To be done>
In the records, take everything from the line containing "bookmark-icon — [114, 800, 129, 822]" down to the line containing "signal-icon — [317, 19, 327, 29]" and write those lines out again, replacing "Aargau" with "Bern" and leaving all else unchanged.

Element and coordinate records
....
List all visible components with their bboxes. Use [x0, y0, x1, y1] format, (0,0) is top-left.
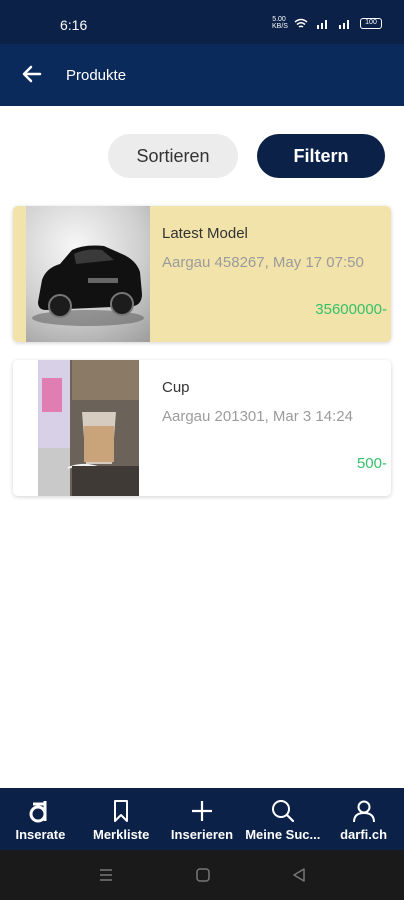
bookmark-icon — [114, 800, 129, 822]
system-nav-bar — [0, 850, 404, 900]
status-time: 6:16 — [60, 17, 88, 33]
nav-label: Meine Suc... — [245, 827, 321, 842]
nav-label: Inserieren — [170, 827, 234, 842]
app-bar: Produkte — [0, 44, 404, 106]
back-triangle-icon[interactable] — [291, 867, 307, 883]
listing-meta: Aargau 201301, Mar 3 14:24 — [162, 408, 353, 425]
nav-item-inserieren[interactable]: Inserieren — [162, 788, 243, 850]
user-icon — [352, 800, 375, 823]
back-arrow-icon[interactable] — [20, 62, 44, 86]
listing-meta: Aargau 458267, May 17 07:50 — [162, 254, 364, 271]
signal-icon — [317, 19, 327, 29]
menu-icon[interactable] — [98, 867, 114, 883]
nav-item-meine-suchen[interactable]: Meine Suc... — [242, 788, 323, 850]
nav-item-merkliste[interactable]: Merkliste — [81, 788, 162, 850]
nav-item-darfi[interactable]: darfi.ch — [323, 788, 404, 850]
status-icons: 5.00 KB/S 100 — [272, 16, 382, 30]
wifi-icon — [294, 18, 308, 28]
nav-item-inserate[interactable]: Inserate — [0, 788, 81, 850]
listing-card[interactable]: Cup Aargau 201301, Mar 3 14:24 500- — [13, 360, 391, 496]
nav-label: Inserate — [15, 827, 66, 842]
plus-icon — [191, 801, 212, 821]
listing-image-car — [26, 206, 150, 342]
signal-icon-2 — [339, 19, 349, 29]
filter-button[interactable]: Filtern — [257, 134, 385, 178]
search-icon — [271, 800, 294, 823]
listing-price: 35600000- — [315, 301, 387, 318]
listing-title: Latest Model — [162, 225, 248, 242]
sort-button[interactable]: Sortieren — [108, 134, 238, 178]
network-speed: 5.00 KB/S — [272, 16, 288, 30]
listing-price: 500- — [356, 455, 387, 472]
battery-icon: 100 — [360, 17, 382, 29]
d-logo-icon — [29, 801, 47, 823]
status-bar: 6:16 5.00 KB/S 100 — [0, 0, 404, 44]
listing-card[interactable]: Latest Model Aargau 458267, May 17 07:50… — [13, 206, 391, 342]
nav-label: darfi.ch — [340, 827, 388, 842]
listing-image-cup — [38, 360, 139, 496]
nav-label: Merkliste — [93, 827, 150, 842]
page-title: Produkte — [66, 67, 127, 84]
bottom-nav: Inserate Merkliste Inserieren Meine Suc.… — [0, 788, 404, 850]
listing-title: Cup — [162, 379, 190, 396]
home-icon[interactable] — [195, 867, 211, 883]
....
Answer below>
bookmark-icon — [114, 800, 129, 822]
system-nav-bar — [0, 850, 404, 900]
status-time: 6:16 — [60, 17, 88, 33]
nav-label: Meine Suc... — [245, 827, 321, 842]
nav-label: Inserieren — [170, 827, 234, 842]
app-bar: Produkte — [0, 44, 404, 106]
back-triangle-icon[interactable] — [291, 867, 307, 883]
listing-meta: Bern 201301, Mar 3 14:24 — [162, 408, 353, 425]
nav-item-inserieren[interactable]: Inserieren — [162, 788, 243, 850]
user-icon — [352, 800, 375, 823]
back-arrow-icon[interactable] — [20, 62, 44, 86]
listing-meta: Bern 458267, May 17 07:50 — [162, 254, 364, 271]
signal-icon — [317, 19, 327, 29]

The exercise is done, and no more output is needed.